## Aim of the task
Using the records provided below, locate and copy each line that contains the word "JSON".

====== Raw data ======

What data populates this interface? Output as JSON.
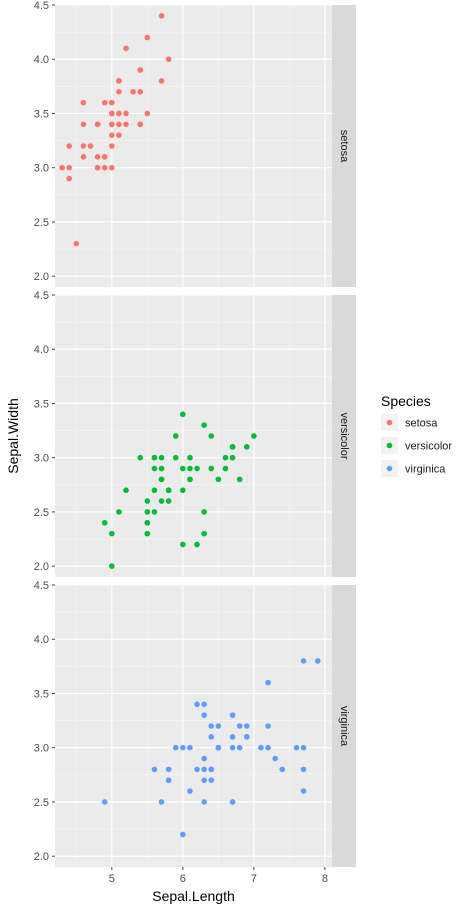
{
  "chart_data": {
    "type": "scatter",
    "facet_direction": "vertical",
    "facet_strip_position": "right",
    "xlabel": "Sepal.Length",
    "ylabel": "Sepal.Width",
    "xlim": [
      4.2,
      8.1
    ],
    "ylim": [
      1.9,
      4.5
    ],
    "x_ticks": [
      5,
      6,
      7,
      8
    ],
    "y_ticks": [
      2.0,
      2.5,
      3.0,
      3.5,
      4.0,
      4.5
    ],
    "grid": true,
    "legend": {
      "title": "Species",
      "position": "right",
      "entries": [
        {
          "label": "setosa",
          "color": "#F8766D"
        },
        {
          "label": "versicolor",
          "color": "#00BA38"
        },
        {
          "label": "virginica",
          "color": "#619CFF"
        }
      ]
    },
    "panel_background": "#EBEBEB",
    "strip_background": "#D9D9D9",
    "series": [
      {
        "name": "setosa",
        "color": "#F8766D",
        "points": [
          [
            5.1,
            3.5
          ],
          [
            4.9,
            3.0
          ],
          [
            4.7,
            3.2
          ],
          [
            4.6,
            3.1
          ],
          [
            5.0,
            3.6
          ],
          [
            5.4,
            3.9
          ],
          [
            4.6,
            3.4
          ],
          [
            5.0,
            3.4
          ],
          [
            4.4,
            2.9
          ],
          [
            4.9,
            3.1
          ],
          [
            5.4,
            3.7
          ],
          [
            4.8,
            3.4
          ],
          [
            4.8,
            3.0
          ],
          [
            4.3,
            3.0
          ],
          [
            5.8,
            4.0
          ],
          [
            5.7,
            4.4
          ],
          [
            5.4,
            3.9
          ],
          [
            5.1,
            3.5
          ],
          [
            5.7,
            3.8
          ],
          [
            5.1,
            3.8
          ],
          [
            5.4,
            3.4
          ],
          [
            5.1,
            3.7
          ],
          [
            4.6,
            3.6
          ],
          [
            5.1,
            3.3
          ],
          [
            4.8,
            3.4
          ],
          [
            5.0,
            3.0
          ],
          [
            5.0,
            3.4
          ],
          [
            5.2,
            3.5
          ],
          [
            5.2,
            3.4
          ],
          [
            4.7,
            3.2
          ],
          [
            4.8,
            3.1
          ],
          [
            5.4,
            3.4
          ],
          [
            5.2,
            4.1
          ],
          [
            5.5,
            4.2
          ],
          [
            4.9,
            3.1
          ],
          [
            5.0,
            3.2
          ],
          [
            5.5,
            3.5
          ],
          [
            4.9,
            3.6
          ],
          [
            4.4,
            3.0
          ],
          [
            5.1,
            3.4
          ],
          [
            5.0,
            3.5
          ],
          [
            4.5,
            2.3
          ],
          [
            4.4,
            3.2
          ],
          [
            5.0,
            3.5
          ],
          [
            5.1,
            3.8
          ],
          [
            4.8,
            3.0
          ],
          [
            5.1,
            3.8
          ],
          [
            4.6,
            3.2
          ],
          [
            5.3,
            3.7
          ],
          [
            5.0,
            3.3
          ]
        ]
      },
      {
        "name": "versicolor",
        "color": "#00BA38",
        "points": [
          [
            7.0,
            3.2
          ],
          [
            6.4,
            3.2
          ],
          [
            6.9,
            3.1
          ],
          [
            5.5,
            2.3
          ],
          [
            6.5,
            2.8
          ],
          [
            5.7,
            2.8
          ],
          [
            6.3,
            3.3
          ],
          [
            4.9,
            2.4
          ],
          [
            6.6,
            2.9
          ],
          [
            5.2,
            2.7
          ],
          [
            5.0,
            2.0
          ],
          [
            5.9,
            3.0
          ],
          [
            6.0,
            2.2
          ],
          [
            6.1,
            2.9
          ],
          [
            5.6,
            2.9
          ],
          [
            6.7,
            3.1
          ],
          [
            5.6,
            3.0
          ],
          [
            5.8,
            2.7
          ],
          [
            6.2,
            2.2
          ],
          [
            5.6,
            2.5
          ],
          [
            5.9,
            3.2
          ],
          [
            6.1,
            2.8
          ],
          [
            6.3,
            2.5
          ],
          [
            6.1,
            2.8
          ],
          [
            6.4,
            2.9
          ],
          [
            6.6,
            3.0
          ],
          [
            6.8,
            2.8
          ],
          [
            6.7,
            3.0
          ],
          [
            6.0,
            2.9
          ],
          [
            5.7,
            2.6
          ],
          [
            5.5,
            2.4
          ],
          [
            5.5,
            2.4
          ],
          [
            5.8,
            2.7
          ],
          [
            6.0,
            2.7
          ],
          [
            5.4,
            3.0
          ],
          [
            6.0,
            3.4
          ],
          [
            6.7,
            3.1
          ],
          [
            6.3,
            2.3
          ],
          [
            5.6,
            3.0
          ],
          [
            5.5,
            2.5
          ],
          [
            5.5,
            2.6
          ],
          [
            6.1,
            3.0
          ],
          [
            5.8,
            2.6
          ],
          [
            5.0,
            2.3
          ],
          [
            5.6,
            2.7
          ],
          [
            5.7,
            3.0
          ],
          [
            5.7,
            2.9
          ],
          [
            6.2,
            2.9
          ],
          [
            5.1,
            2.5
          ],
          [
            5.7,
            2.8
          ]
        ]
      },
      {
        "name": "virginica",
        "color": "#619CFF",
        "points": [
          [
            6.3,
            3.3
          ],
          [
            5.8,
            2.7
          ],
          [
            7.1,
            3.0
          ],
          [
            6.3,
            2.9
          ],
          [
            6.5,
            3.0
          ],
          [
            7.6,
            3.0
          ],
          [
            4.9,
            2.5
          ],
          [
            7.3,
            2.9
          ],
          [
            6.7,
            2.5
          ],
          [
            7.2,
            3.6
          ],
          [
            6.5,
            3.2
          ],
          [
            6.4,
            2.7
          ],
          [
            6.8,
            3.0
          ],
          [
            5.7,
            2.5
          ],
          [
            5.8,
            2.8
          ],
          [
            6.4,
            3.2
          ],
          [
            6.5,
            3.0
          ],
          [
            7.7,
            3.8
          ],
          [
            7.7,
            2.6
          ],
          [
            6.0,
            2.2
          ],
          [
            6.9,
            3.2
          ],
          [
            5.6,
            2.8
          ],
          [
            7.7,
            2.8
          ],
          [
            6.3,
            2.7
          ],
          [
            6.7,
            3.3
          ],
          [
            7.2,
            3.2
          ],
          [
            6.2,
            2.8
          ],
          [
            6.1,
            3.0
          ],
          [
            6.4,
            2.8
          ],
          [
            7.2,
            3.0
          ],
          [
            7.4,
            2.8
          ],
          [
            7.9,
            3.8
          ],
          [
            6.4,
            2.8
          ],
          [
            6.3,
            2.8
          ],
          [
            6.1,
            2.6
          ],
          [
            7.7,
            3.0
          ],
          [
            6.3,
            3.4
          ],
          [
            6.4,
            3.1
          ],
          [
            6.0,
            3.0
          ],
          [
            6.9,
            3.1
          ],
          [
            6.7,
            3.1
          ],
          [
            6.9,
            3.1
          ],
          [
            5.8,
            2.7
          ],
          [
            6.8,
            3.2
          ],
          [
            6.7,
            3.3
          ],
          [
            6.7,
            3.0
          ],
          [
            6.3,
            2.5
          ],
          [
            6.5,
            3.0
          ],
          [
            6.2,
            3.4
          ],
          [
            5.9,
            3.0
          ]
        ]
      }
    ]
  }
}
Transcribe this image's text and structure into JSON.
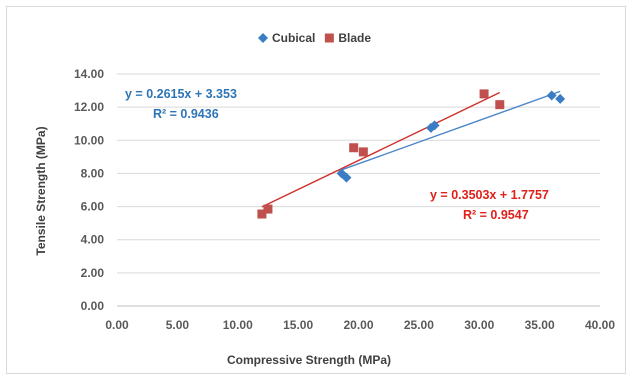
{
  "chart_data": {
    "type": "scatter",
    "title": "",
    "xlabel": "Compressive Strength (MPa)",
    "ylabel": "Tensile Strength (MPa)",
    "xlim": [
      0,
      40
    ],
    "ylim": [
      0,
      14
    ],
    "x_ticks": [
      "0.00",
      "5.00",
      "10.00",
      "15.00",
      "20.00",
      "25.00",
      "30.00",
      "35.00",
      "40.00"
    ],
    "y_ticks": [
      "0.00",
      "2.00",
      "4.00",
      "6.00",
      "8.00",
      "10.00",
      "12.00",
      "14.00"
    ],
    "grid": "horizontal",
    "legend_position": "top",
    "series": [
      {
        "name": "Cubical",
        "marker": "diamond",
        "color": "#3a7dc4",
        "points": [
          [
            18.6,
            8.0
          ],
          [
            19.0,
            7.75
          ],
          [
            26.0,
            10.75
          ],
          [
            26.3,
            10.9
          ],
          [
            36.0,
            12.7
          ],
          [
            36.7,
            12.5
          ]
        ],
        "trendline": {
          "slope": 0.2615,
          "intercept": 3.353,
          "x_range": [
            18.6,
            36.7
          ],
          "equation": "y = 0.2615x + 3.353",
          "r2": "R² = 0.9436",
          "label_color": "#2e75b6"
        }
      },
      {
        "name": "Blade",
        "marker": "square",
        "color": "#c0504d",
        "points": [
          [
            12.0,
            5.55
          ],
          [
            12.5,
            5.85
          ],
          [
            19.6,
            9.55
          ],
          [
            20.4,
            9.3
          ],
          [
            30.4,
            12.8
          ],
          [
            31.7,
            12.15
          ]
        ],
        "trendline": {
          "slope": 0.3503,
          "intercept": 1.7757,
          "x_range": [
            12.0,
            31.7
          ],
          "equation": "y = 0.3503x + 1.7757",
          "r2": "R² = 0.9547",
          "label_color": "#e0201b"
        }
      }
    ]
  }
}
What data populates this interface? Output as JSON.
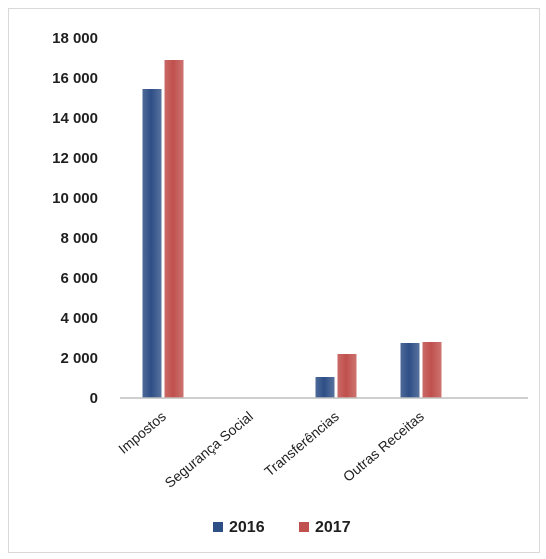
{
  "chart_data": {
    "type": "bar",
    "title": "",
    "xlabel": "",
    "ylabel": "",
    "categories": [
      "Impostos",
      "Segurança Social",
      "Transferências",
      "Outras Receitas"
    ],
    "series": [
      {
        "name": "2016",
        "color": "#2e4f86",
        "values": [
          15450,
          0,
          1050,
          2750
        ]
      },
      {
        "name": "2017",
        "color": "#c0504d",
        "values": [
          16900,
          0,
          2200,
          2800
        ]
      }
    ],
    "ylim": [
      0,
      18000
    ],
    "yticks": [
      0,
      2000,
      4000,
      6000,
      8000,
      10000,
      12000,
      14000,
      16000,
      18000
    ],
    "ytick_labels": [
      "0",
      "2 000",
      "4 000",
      "6 000",
      "8 000",
      "10 000",
      "12 000",
      "14 000",
      "16 000",
      "18 000"
    ],
    "grid": false,
    "legend_position": "bottom"
  }
}
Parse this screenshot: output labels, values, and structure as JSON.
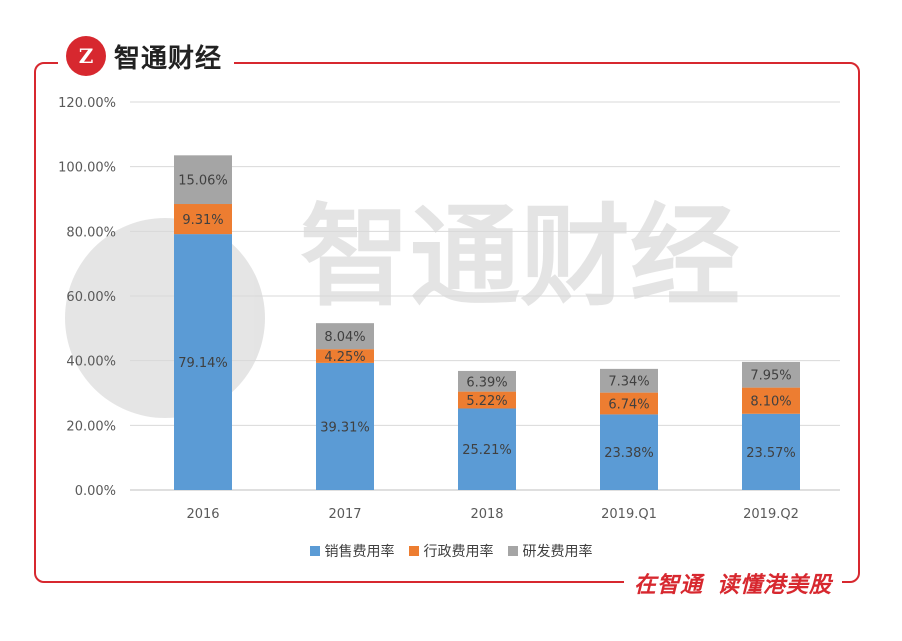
{
  "brand": {
    "logo_text": "Z",
    "name": "智通财经"
  },
  "slogan": {
    "part1": "在智通",
    "part2": "读懂港美股"
  },
  "watermark": {
    "text": "智通财经"
  },
  "chart_data": {
    "type": "bar",
    "stacked": true,
    "categories": [
      "2016",
      "2017",
      "2018",
      "2019.Q1",
      "2019.Q2"
    ],
    "series": [
      {
        "name": "销售费用率",
        "values": [
          79.14,
          39.31,
          25.21,
          23.38,
          23.57
        ],
        "labels": [
          "79.14%",
          "39.31%",
          "25.21%",
          "23.38%",
          "23.57%"
        ],
        "color": "#5b9bd5"
      },
      {
        "name": "行政费用率",
        "values": [
          9.31,
          4.25,
          5.22,
          6.74,
          8.1
        ],
        "labels": [
          "9.31%",
          "4.25%",
          "5.22%",
          "6.74%",
          "8.10%"
        ],
        "color": "#ed7d31"
      },
      {
        "name": "研发费用率",
        "values": [
          15.06,
          8.04,
          6.39,
          7.34,
          7.95
        ],
        "labels": [
          "15.06%",
          "8.04%",
          "6.39%",
          "7.34%",
          "7.95%"
        ],
        "color": "#a5a5a5"
      }
    ],
    "ylim": [
      0,
      120
    ],
    "yticks": [
      "0.00%",
      "20.00%",
      "40.00%",
      "60.00%",
      "80.00%",
      "100.00%",
      "120.00%"
    ],
    "ytick_values": [
      0,
      20,
      40,
      60,
      80,
      100,
      120
    ],
    "grid": true,
    "legend_position": "bottom"
  }
}
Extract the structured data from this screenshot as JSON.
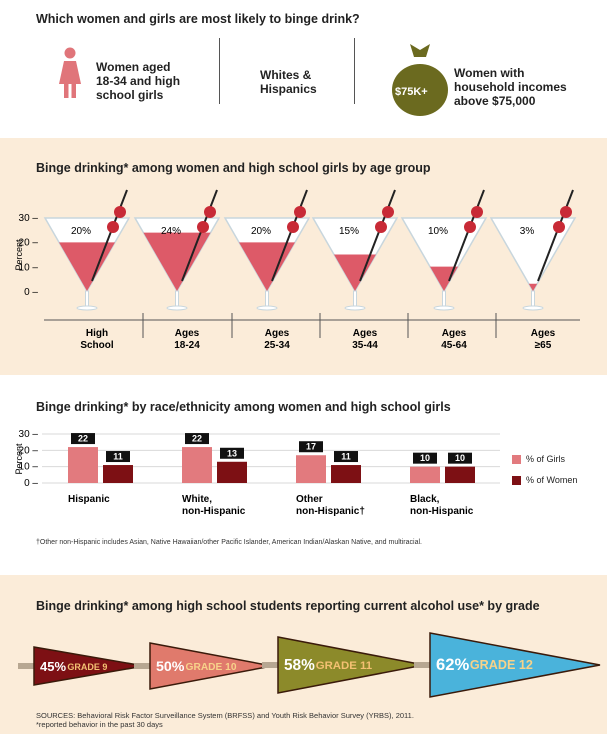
{
  "header": {
    "title": "Which women and girls are most likely to binge drink?",
    "group1": [
      "Women aged",
      "18-34 and high",
      "school girls"
    ],
    "group2": [
      "Whites &",
      "Hispanics"
    ],
    "group3_badge": "$75K+",
    "group3": [
      "Women with",
      "household incomes",
      "above $75,000"
    ]
  },
  "age_section": {
    "title": "Binge drinking* among women and high school girls by age group"
  },
  "race_section": {
    "title": "Binge drinking* by race/ethnicity among women and high school girls",
    "footnote": "†Other non-Hispanic includes Asian, Native Hawaiian/other Pacific Islander, American Indian/Alaskan Native, and multiracial."
  },
  "grade_section": {
    "title": "Binge drinking* among high school students reporting current alcohol use* by grade"
  },
  "sources": [
    "SOURCES: Behavioral Risk Factor Surveillance System (BRFSS) and Youth Risk Behavior Survey (YRBS), 2011.",
    "*reported behavior in the past 30 days"
  ],
  "colors": {
    "accent": "#d96a6f",
    "dark_red": "#7d1014",
    "bag": "#6b6a1f",
    "band": "#fbecd9",
    "glass_fill": "#dd5a68"
  },
  "chart_data": [
    {
      "type": "bar",
      "title": "Binge drinking* among women and high school girls by age group",
      "ylabel": "Percent",
      "yticks": [
        "30",
        "20",
        "10",
        "0"
      ],
      "ylim": [
        0,
        30
      ],
      "categories": [
        [
          "High",
          "School"
        ],
        [
          "Ages",
          "18-24"
        ],
        [
          "Ages",
          "25-34"
        ],
        [
          "Ages",
          "35-44"
        ],
        [
          "Ages",
          "45-64"
        ],
        [
          "Ages",
          "≥65"
        ]
      ],
      "values": [
        20,
        24,
        20,
        15,
        10,
        3
      ],
      "value_labels": [
        "20%",
        "24%",
        "20%",
        "15%",
        "10%",
        "3%"
      ]
    },
    {
      "type": "bar",
      "title": "Binge drinking* by race/ethnicity among women and high school girls",
      "ylabel": "Percent",
      "yticks": [
        "30",
        "20",
        "10",
        "0"
      ],
      "ylim": [
        0,
        30
      ],
      "categories": [
        [
          "Hispanic"
        ],
        [
          "White,",
          "non-Hispanic"
        ],
        [
          "Other",
          "non-Hispanic†"
        ],
        [
          "Black,",
          "non-Hispanic"
        ]
      ],
      "series": [
        {
          "name": "% of Girls",
          "values": [
            22,
            22,
            17,
            10
          ],
          "labels": [
            "22",
            "22",
            "17",
            "10"
          ],
          "color": "#e27a7e"
        },
        {
          "name": "% of Women",
          "values": [
            11,
            13,
            11,
            10
          ],
          "labels": [
            "11",
            "13",
            "11",
            "10"
          ],
          "color": "#7d1014"
        }
      ],
      "legend": "right"
    },
    {
      "type": "bar",
      "title": "Binge drinking* among high school students reporting current alcohol use* by grade",
      "categories": [
        "GRADE 9",
        "GRADE 10",
        "GRADE 11",
        "GRADE 12"
      ],
      "values": [
        45,
        50,
        58,
        62
      ],
      "value_labels": [
        "45%",
        "50%",
        "58%",
        "62%"
      ],
      "colors": [
        "#7d1014",
        "#e07a6c",
        "#8c8a2a",
        "#4ab3db"
      ]
    }
  ]
}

======

## Worked solution
What data populates this interface? Output as JSON.
Transcribe this image's text and structure into JSON.
What data populates this interface? Output as JSON.
Parse this screenshot: output labels, values, and structure as JSON.
Extract the structured data from this screenshot as JSON.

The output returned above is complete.